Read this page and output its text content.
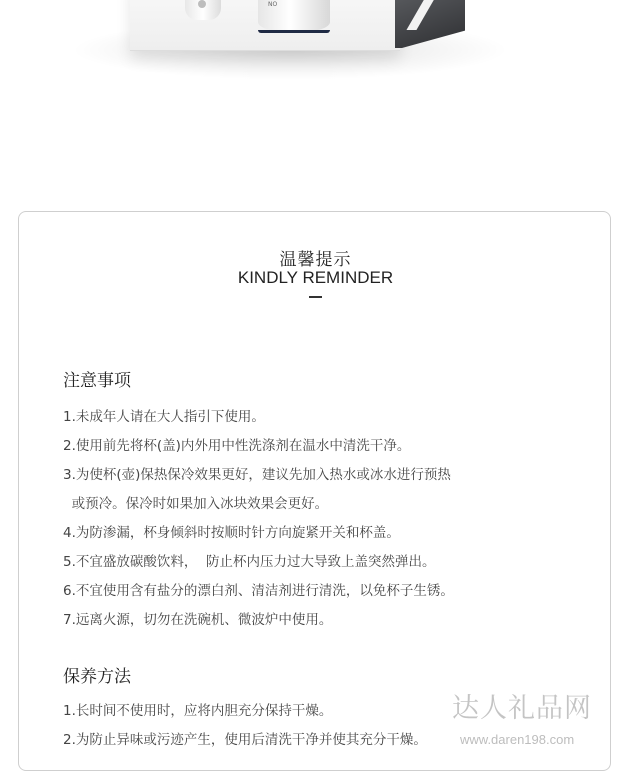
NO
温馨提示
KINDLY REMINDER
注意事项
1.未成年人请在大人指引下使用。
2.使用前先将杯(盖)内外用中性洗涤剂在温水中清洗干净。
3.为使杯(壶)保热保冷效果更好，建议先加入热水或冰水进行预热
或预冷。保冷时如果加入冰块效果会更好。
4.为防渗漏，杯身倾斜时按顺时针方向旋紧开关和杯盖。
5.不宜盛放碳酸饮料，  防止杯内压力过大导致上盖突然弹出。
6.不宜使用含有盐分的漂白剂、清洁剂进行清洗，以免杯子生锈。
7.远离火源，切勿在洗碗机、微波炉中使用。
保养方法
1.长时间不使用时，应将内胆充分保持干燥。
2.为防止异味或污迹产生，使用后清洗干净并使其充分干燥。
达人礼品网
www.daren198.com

• Exercise prompt:
Restate the records word for word, omitting images.

• Written response:
Read this page and output its text content.
NO
温馨提示
KINDLY REMINDER
注意事项
1.未成年人请在大人指引下使用。
2.使用前先将杯(盖)内外用中性洗涤剂在温水中清洗干净。
3.为使杯(壶)保热保冷效果更好，建议先加入热水或冰水进行预热
或预冷。保冷时如果加入冰块效果会更好。
4.为防渗漏，杯身倾斜时按顺时针方向旋紧开关和杯盖。
5.不宜盛放碳酸饮料，  防止杯内压力过大导致上盖突然弹出。
6.不宜使用含有盐分的漂白剂、清洁剂进行清洗，以免杯子生锈。
7.远离火源，切勿在洗碗机、微波炉中使用。
保养方法
1.长时间不使用时，应将内胆充分保持干燥。
2.为防止异味或污迹产生，使用后清洗干净并使其充分干燥。
达人礼品网
www.daren198.com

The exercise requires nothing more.